THE CONSTRUCTION OF MUSLIM IDENTITY:
THE BRITISH CASE
What holds true for the “hegemonic” culture applies also to the “minority” culture:
neither functions in a void or remains unchanged.35 Each can be sustained or altered
by the context it is operating within and the systems that maintain it. This idea is
evident in my research as I show how and why perceptions of Pakistani and Bangla-
deshi communities in the United Kingdom changed. From the 1950s to the 1970s their
members were seen as representatives of diverse South Asian nations, but since the
1980s they have been perceived as faceless members of the Muslim community.36
Moreover, a minority group is not homogenous. It does not represent one cultural
block with similar and standardised features and traits. Diversity within a minority
group is expressed in different forms, on an individual level as well as the group level.
Consider the example of a young woman I met in London in January 2013 during
a meeting with members of a small LGBT Muslim support group called Imaan, which
means “faith” in Arabic.37 I will call her Leila. She is British, of South Asian heritage,
an atheist and a lesbian. Leila wears a headscarf because of community pressure in
her neighbourhood in Birmingham. She does not want to wear it, but she lives in a
closed community where breaking the imposed rules would bring harm to her and
her family; hence, wearing the headscarf allows her to sidestep that risk. However,
wearing the headscarf immediately puts her into a religious box. Her appearance as a
woman with a headscarf transforms her from a woman into a Muslim Woman, and a
Muslim Woman is usually a religious person. But Leila is an atheist. The larger society
35 This part is based on Manea, forthcoming 2016: chapter 2.

Document understanding data:
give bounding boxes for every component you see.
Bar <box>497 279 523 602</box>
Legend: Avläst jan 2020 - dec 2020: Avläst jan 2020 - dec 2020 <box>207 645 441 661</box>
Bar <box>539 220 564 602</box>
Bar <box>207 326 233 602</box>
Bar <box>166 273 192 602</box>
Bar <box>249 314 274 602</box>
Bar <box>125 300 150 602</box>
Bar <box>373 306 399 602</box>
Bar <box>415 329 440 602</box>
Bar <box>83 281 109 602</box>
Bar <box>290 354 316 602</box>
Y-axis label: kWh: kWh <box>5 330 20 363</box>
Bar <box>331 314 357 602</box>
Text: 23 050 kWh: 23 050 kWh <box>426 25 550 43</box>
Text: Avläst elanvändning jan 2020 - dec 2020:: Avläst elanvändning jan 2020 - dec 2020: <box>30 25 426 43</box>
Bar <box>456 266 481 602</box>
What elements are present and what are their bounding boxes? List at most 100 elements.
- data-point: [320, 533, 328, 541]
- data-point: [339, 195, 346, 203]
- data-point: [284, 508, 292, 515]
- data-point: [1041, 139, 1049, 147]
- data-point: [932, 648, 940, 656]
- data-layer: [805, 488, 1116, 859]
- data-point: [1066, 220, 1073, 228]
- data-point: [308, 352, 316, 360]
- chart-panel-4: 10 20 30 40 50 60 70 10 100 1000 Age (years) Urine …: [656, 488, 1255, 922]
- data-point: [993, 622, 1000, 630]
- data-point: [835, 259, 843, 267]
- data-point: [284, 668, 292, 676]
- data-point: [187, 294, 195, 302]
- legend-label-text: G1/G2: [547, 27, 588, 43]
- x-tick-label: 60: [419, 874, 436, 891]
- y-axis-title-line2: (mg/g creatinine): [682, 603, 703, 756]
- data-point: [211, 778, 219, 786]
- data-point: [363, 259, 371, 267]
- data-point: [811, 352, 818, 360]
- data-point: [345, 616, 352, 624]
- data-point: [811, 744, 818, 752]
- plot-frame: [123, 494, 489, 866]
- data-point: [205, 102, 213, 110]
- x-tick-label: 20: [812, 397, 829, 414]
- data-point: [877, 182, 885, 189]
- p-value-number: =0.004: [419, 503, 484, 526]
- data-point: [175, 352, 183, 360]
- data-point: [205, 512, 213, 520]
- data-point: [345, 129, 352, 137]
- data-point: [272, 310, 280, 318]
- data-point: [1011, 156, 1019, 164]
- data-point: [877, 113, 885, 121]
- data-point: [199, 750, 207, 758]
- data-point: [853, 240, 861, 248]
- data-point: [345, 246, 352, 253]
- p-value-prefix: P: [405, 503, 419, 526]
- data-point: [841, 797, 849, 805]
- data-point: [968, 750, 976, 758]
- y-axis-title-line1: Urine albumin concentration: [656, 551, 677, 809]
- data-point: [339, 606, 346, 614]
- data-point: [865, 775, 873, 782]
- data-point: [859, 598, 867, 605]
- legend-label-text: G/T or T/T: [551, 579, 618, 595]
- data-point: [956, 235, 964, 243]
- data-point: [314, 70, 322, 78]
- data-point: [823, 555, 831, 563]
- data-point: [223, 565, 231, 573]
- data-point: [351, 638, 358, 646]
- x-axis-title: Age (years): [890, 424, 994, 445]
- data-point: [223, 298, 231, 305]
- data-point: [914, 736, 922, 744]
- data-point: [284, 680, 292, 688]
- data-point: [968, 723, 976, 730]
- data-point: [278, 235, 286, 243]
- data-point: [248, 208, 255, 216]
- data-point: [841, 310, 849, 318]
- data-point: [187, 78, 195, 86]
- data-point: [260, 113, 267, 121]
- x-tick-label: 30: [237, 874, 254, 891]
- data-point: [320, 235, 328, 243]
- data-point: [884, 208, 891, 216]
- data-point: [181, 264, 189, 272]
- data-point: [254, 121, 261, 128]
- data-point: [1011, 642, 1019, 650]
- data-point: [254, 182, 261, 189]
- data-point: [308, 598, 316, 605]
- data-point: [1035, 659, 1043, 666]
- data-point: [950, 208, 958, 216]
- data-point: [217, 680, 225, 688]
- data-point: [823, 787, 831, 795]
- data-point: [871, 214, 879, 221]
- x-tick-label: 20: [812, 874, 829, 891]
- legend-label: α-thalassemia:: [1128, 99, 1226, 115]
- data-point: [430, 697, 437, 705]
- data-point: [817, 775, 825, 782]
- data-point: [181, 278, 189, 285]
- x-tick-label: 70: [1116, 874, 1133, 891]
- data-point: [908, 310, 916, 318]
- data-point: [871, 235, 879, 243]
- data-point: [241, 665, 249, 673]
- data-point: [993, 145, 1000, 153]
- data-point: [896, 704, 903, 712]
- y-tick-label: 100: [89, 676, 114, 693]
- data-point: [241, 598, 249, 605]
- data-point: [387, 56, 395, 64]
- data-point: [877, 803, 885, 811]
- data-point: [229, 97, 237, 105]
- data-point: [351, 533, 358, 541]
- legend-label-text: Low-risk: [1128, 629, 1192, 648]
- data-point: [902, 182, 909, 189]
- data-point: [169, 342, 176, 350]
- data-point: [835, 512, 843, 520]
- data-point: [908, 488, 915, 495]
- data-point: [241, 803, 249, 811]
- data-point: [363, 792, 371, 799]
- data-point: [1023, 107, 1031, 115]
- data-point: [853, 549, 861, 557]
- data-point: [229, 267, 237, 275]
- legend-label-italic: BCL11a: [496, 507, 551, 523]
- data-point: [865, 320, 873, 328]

▶ _Task list_:
[1] Answer these questions using the passage on Muslim identity in Britain.
(a) From the 1950s to the 1970s, how were members of Pakistani and Bangladeshi communities in the United Kingdom seen?
(b) What does the name of the support group Imaan mean in Arabic?
(c) Why does Leila wear a headscarf?
[2] Extend the passage on Muslim identity in Britain, beginning right after its final sentence.

▶ _Your written answers_:
[1]
(a) They were seen as representatives of diverse South Asian nations.
(b) It means "faith."
(c) She wears it because of community pressure in her neighbourhood in Birmingham.

[2]
36 Manea, forthcoming 2016.
37 Imaan supports the efforts of LGBT Muslim people and their families and friends to address questions
of sexual orientation within Islam. It provides a safe space and support network where people can deal
with issues of common concern through sharing individual experiences and institutional resources. For
more information see their website, http://www.imaan.org.uk/about/about.htm.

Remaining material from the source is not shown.